Hiroshi Sugimoto was
born in Tokyo, Japan in 1948, and lives and works in New York and
Tokyo. His interest in art began early.
His reading
of André Breton’s writings led to his discovery of
Surrealism and Dada and a lifelong connection to the work and philosophy
of Marcel Duchamp. Central to Sugimoto’s work is the idea
that photography is a time machine, a method of preserving and
picturing memory and time. This theme provides the defining principle
of his ongoing series including, among others, Dioramas (1976-);
Theaters (1978-); and Seascapes (1980-).
Sugimoto sees with the eye of the sculptor, painter, architect,
and philosopher. He uses
his camera in a myriad of ways to create images that seem to convey
his subjects’ essence, whether architectural, sculptural,
painterly, or of the natural world. He places extraordinary value
on craftsmanship, printing his photographs with meticulous attention
and a keen understanding of the nuances of silver-print making
and its potential for tonal richness in his seemingly infinite
palette of blacks, whites, and grays. Recent projects include an
architectural commission at Naoshima Contemporary Art Center in
Japan, for which Sugimoto designed and built a Shinto shrine, and
the photographic series, Conceptual Forms,
inspired by Marcel Duchamp’s
Large Glass: The Bride Stripped Bare by her
Bachelors, Even. Sugimoto
has received fellowships from the Guggenheim Foundation and the
National Endowment for the Arts; the 2001 Hasselblad Foundation
International Award in Photography; and has had one-person exhibitions
at the Metropolitan Museum of Art, New York; Museum of Modern Art,
New York; LAMoCA; Contemporary Arts Museum, Houston; MCA Chicago;
and Hara Museum of Contemporary Art, Tokyo, among others. The Hirshhorn
Museum and Sculpture Garden, Washington, DC, and the Mori Art Museum,
Tokyo, are joint organizers of a 2005 Sugimoto retrospective.

REQUIRED ACTIONS -
[a] Using the Sugimoto biography, decide whether each statement agrees with it: (i) Sugimoto was born in Tokyo in 1948; (ii) Sugimoto received the 2001 Hasselblad Foundation International Award in Photography; (iii) for the Naoshima commission, Sugimoto designed and built a Buddhist temple. Answer yes or no for each and quote the words that decide it.
[b] List every venue the Sugimoto biography names as a site of his one-person exhibitions.

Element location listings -

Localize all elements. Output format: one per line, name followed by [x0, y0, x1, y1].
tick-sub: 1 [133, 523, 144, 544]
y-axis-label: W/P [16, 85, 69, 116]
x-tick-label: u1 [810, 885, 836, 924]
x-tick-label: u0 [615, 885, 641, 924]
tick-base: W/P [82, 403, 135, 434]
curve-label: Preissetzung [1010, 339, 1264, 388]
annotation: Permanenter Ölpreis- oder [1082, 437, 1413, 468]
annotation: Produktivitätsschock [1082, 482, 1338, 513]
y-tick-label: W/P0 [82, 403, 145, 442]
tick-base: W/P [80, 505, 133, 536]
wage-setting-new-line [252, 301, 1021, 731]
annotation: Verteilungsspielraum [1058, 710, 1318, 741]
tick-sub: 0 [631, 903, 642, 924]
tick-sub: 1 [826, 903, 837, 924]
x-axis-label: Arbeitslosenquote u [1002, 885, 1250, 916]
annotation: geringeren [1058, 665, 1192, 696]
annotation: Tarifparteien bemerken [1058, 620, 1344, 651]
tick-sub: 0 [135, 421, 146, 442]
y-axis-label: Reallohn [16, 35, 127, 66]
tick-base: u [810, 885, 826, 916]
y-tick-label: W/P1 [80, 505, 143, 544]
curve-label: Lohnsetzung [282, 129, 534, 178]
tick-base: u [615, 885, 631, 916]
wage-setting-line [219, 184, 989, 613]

TASK SOLUTIONS -
[a]
(i) Yes: "born in Tokyo, Japan in 1948"
(ii) Yes: "the 2001 Hasselblad Foundation International Award in Photography"
(iii) No: "Sugimoto designed and built a Shinto shrine"

[b]
- Metropolitan Museum of Art, New York
- Museum of Modern Art, New York
- LAMoCA
- Contemporary Arts Museum, Houston
- MCA Chicago
- Hara Museum of Contemporary Art, Tokyo